Wherever the word "image" appears in a line, copy that line.

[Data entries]
###
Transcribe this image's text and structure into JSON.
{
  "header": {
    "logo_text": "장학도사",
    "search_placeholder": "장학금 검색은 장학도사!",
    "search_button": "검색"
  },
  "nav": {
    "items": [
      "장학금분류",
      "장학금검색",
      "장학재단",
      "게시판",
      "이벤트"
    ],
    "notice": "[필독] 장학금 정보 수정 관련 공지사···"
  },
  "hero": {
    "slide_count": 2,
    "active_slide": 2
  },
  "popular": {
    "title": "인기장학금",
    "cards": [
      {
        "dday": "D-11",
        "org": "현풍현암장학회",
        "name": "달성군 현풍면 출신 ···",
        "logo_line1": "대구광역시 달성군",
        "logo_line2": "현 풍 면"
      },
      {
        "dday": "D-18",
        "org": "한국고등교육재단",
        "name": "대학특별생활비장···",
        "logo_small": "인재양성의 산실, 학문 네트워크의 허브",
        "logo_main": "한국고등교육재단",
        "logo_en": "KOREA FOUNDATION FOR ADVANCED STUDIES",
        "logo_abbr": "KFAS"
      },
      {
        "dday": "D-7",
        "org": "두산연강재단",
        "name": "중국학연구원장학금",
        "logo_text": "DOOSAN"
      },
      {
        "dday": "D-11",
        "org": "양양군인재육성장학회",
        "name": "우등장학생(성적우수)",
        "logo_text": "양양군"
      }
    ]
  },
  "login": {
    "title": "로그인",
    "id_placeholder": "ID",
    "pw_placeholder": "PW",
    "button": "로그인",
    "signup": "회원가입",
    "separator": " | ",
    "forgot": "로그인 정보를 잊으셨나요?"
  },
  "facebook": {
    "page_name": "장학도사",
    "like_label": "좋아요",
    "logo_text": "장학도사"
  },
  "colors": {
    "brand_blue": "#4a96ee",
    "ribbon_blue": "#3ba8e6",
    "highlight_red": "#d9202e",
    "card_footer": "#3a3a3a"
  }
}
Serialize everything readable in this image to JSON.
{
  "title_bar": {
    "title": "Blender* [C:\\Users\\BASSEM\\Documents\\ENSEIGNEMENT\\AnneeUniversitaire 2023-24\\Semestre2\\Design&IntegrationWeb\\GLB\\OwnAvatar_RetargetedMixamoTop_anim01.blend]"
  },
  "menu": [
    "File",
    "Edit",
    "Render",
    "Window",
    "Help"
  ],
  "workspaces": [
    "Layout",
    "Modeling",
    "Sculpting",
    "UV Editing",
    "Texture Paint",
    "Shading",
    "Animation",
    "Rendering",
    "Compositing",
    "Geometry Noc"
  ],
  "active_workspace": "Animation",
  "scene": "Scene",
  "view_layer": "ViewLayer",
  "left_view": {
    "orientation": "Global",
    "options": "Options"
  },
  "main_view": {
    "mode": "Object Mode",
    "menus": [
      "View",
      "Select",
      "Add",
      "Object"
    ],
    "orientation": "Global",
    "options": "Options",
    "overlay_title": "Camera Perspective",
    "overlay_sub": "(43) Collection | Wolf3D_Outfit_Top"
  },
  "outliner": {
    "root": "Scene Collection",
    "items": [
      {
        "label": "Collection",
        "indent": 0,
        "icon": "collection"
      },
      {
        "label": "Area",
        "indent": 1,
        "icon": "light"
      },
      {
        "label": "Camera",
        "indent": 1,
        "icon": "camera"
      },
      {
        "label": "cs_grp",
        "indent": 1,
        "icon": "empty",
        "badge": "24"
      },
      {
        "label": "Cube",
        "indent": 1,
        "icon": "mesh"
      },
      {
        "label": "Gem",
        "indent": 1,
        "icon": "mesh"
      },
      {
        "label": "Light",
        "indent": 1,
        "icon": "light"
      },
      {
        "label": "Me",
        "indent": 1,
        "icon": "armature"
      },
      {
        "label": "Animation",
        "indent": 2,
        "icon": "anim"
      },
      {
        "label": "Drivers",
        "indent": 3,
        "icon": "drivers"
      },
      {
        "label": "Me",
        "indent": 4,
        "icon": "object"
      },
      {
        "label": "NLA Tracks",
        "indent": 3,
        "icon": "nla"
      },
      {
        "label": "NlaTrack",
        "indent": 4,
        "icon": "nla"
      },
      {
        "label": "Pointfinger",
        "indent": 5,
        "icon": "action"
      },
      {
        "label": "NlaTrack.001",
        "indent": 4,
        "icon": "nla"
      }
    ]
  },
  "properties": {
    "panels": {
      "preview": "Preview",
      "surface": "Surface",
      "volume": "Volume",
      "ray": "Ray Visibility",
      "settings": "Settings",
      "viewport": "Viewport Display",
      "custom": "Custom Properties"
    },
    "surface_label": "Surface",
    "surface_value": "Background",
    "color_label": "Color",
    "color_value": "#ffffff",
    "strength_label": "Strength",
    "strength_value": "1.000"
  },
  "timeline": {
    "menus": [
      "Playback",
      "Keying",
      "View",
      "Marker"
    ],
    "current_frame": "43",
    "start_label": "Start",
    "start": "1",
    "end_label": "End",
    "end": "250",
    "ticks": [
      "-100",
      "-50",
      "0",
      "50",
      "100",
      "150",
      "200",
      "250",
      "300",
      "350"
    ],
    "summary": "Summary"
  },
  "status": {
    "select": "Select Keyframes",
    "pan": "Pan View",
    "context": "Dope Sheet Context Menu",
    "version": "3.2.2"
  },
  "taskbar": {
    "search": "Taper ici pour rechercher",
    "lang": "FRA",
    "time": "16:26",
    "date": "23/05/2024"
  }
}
###
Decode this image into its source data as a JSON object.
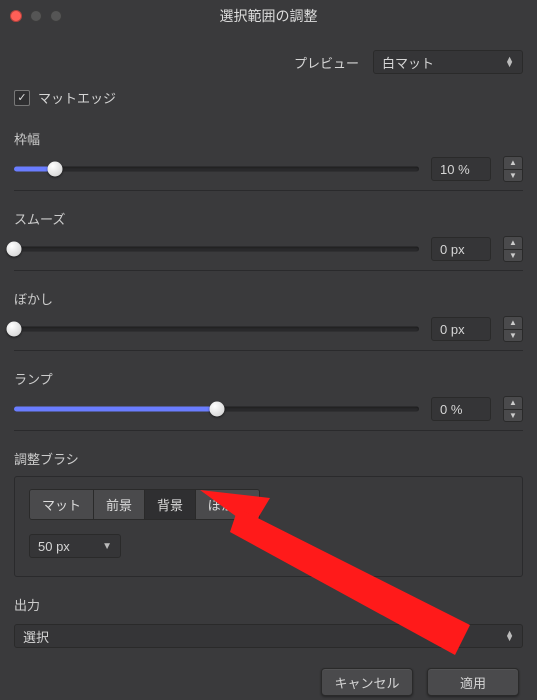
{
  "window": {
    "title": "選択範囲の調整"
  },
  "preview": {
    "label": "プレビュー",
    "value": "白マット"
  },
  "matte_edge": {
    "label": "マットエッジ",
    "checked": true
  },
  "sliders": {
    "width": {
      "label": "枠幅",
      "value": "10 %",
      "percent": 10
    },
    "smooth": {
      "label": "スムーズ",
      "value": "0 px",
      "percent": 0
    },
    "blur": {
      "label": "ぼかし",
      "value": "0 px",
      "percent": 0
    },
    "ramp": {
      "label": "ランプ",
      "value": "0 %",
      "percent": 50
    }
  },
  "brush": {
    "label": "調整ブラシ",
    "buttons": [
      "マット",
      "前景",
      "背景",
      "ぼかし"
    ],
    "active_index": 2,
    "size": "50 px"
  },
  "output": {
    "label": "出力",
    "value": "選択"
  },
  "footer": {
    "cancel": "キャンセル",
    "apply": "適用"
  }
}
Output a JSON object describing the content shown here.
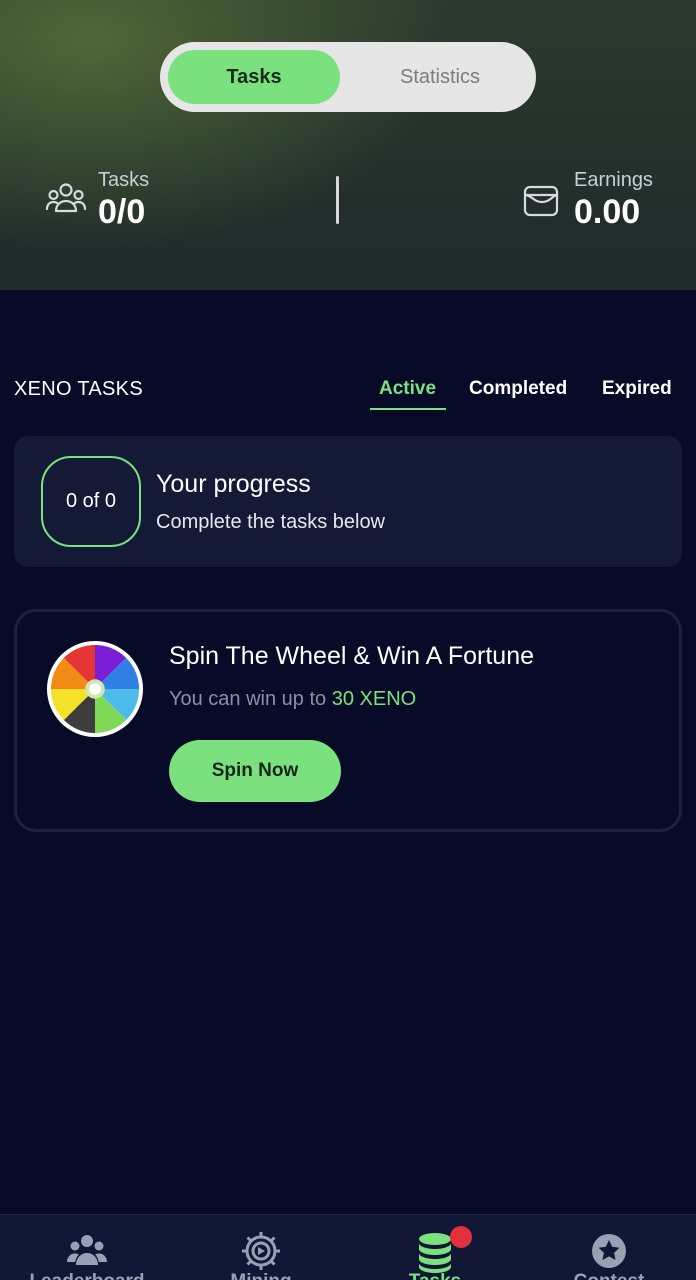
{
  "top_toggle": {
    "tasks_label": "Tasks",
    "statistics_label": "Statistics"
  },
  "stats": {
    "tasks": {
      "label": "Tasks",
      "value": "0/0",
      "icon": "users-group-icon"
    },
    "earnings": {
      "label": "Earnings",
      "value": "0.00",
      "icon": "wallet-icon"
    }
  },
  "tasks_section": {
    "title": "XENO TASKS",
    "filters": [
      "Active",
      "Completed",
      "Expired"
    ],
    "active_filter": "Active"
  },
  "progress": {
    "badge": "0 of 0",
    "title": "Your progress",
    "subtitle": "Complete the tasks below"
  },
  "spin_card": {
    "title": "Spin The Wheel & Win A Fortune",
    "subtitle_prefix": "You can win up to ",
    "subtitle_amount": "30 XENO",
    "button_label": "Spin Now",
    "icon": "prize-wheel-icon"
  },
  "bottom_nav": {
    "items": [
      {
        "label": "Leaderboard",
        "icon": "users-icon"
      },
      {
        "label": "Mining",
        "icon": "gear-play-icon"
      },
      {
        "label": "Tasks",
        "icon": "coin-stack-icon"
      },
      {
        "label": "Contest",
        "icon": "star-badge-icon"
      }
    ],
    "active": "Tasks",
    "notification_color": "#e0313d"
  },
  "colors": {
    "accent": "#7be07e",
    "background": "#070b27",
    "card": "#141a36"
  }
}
###
=== CORRECT OUTPUT ===
Transcribe this image's text and structure into JSON.
Serialize everything readable in this image to JSON.
Decode this image into its source data as a JSON object.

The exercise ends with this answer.